**Exercise directions:** Drop the pictures, then extract the listing word for word.

**Dataset records:**
— Begin —

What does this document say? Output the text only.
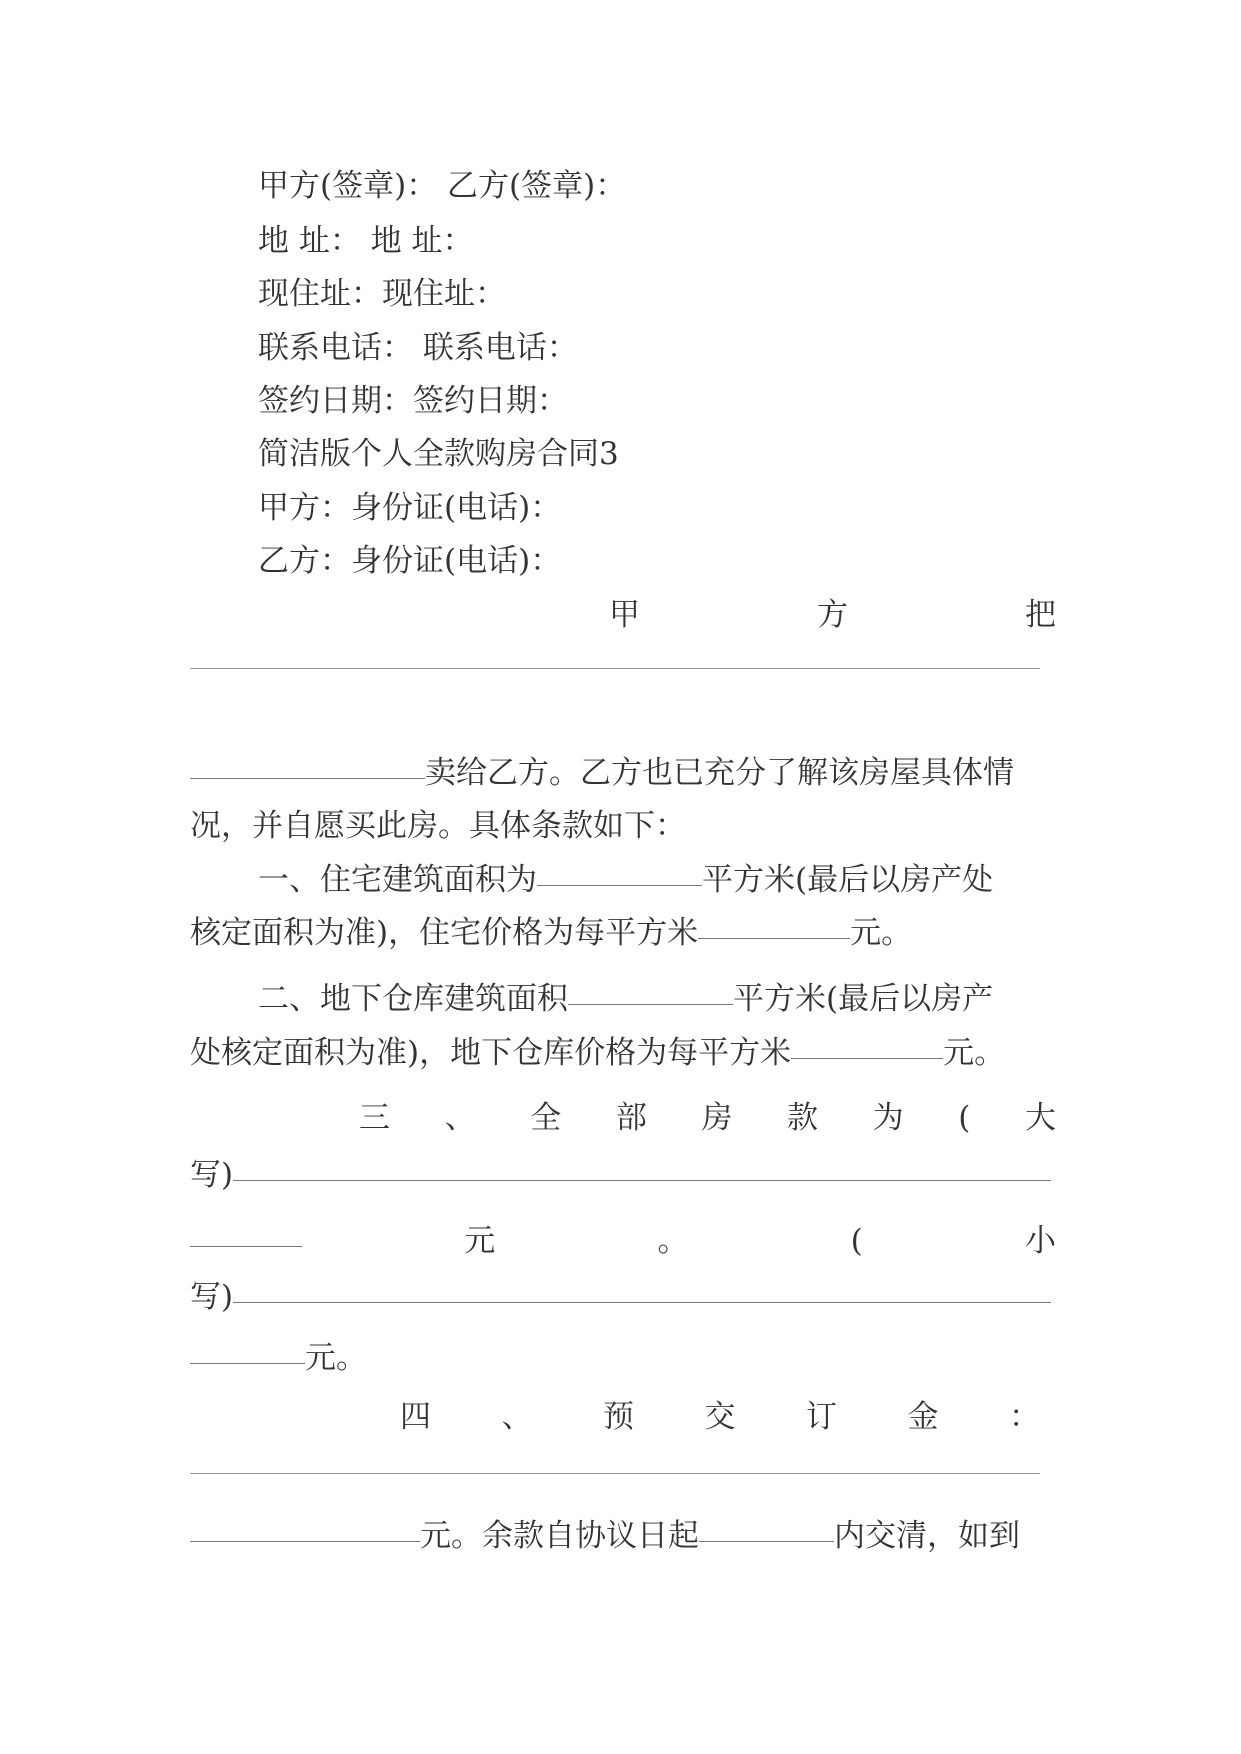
甲方(签章)： 乙方(签章)：
地 址： 地 址：
现住址：现住址：
联系电话： 联系电话：
签约日期：签约日期：
简洁版个人全款购房合同3
甲方：身份证(电话)：
乙方：身份证(电话)：
甲	方	把
卖给乙方。乙方也已充分了解该房屋具体情
况，并自愿买此房。具体条款如下：
一、住宅建筑面积为	平方米(最后以房产处
核定面积为准)，住宅价格为每平方米	元。
二、地下仓库建筑面积	平方米(最后以房产
处核定面积为准)，地下仓库价格为每平方米	元。
三 、 全 部 房 款 为 ( 大
写)
元	。	(	小
写)
元。
四 、 预 交 订 金 ：
元。余款自协议日起	内交清，如到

— End —

**Solved problem:**
What does this document say? Output the text only.
甲方(签章)： 乙方(签章)：
地 址： 地 址：
现住址：现住址：
联系电话： 联系电话：
签约日期：签约日期：
简洁版个人全款购房合同3
甲方：身份证(电话)：
乙方：身份证(电话)：
甲	方	把
卖给乙方。乙方也已充分了解该房屋具体情
况，并自愿买此房。具体条款如下：
一、住宅建筑面积为	平方米(最后以房产处
核定面积为准)，住宅价格为每平方米	元。
二、地下仓库建筑面积	平方米(最后以房产
处核定面积为准)，地下仓库价格为每平方米	元。
三 、 全 部 房 款 为 ( 大
写)
元	。	(	小
写)
元。
四 、 预 交 订 金 ：
元。余款自协议日起	内交清，如到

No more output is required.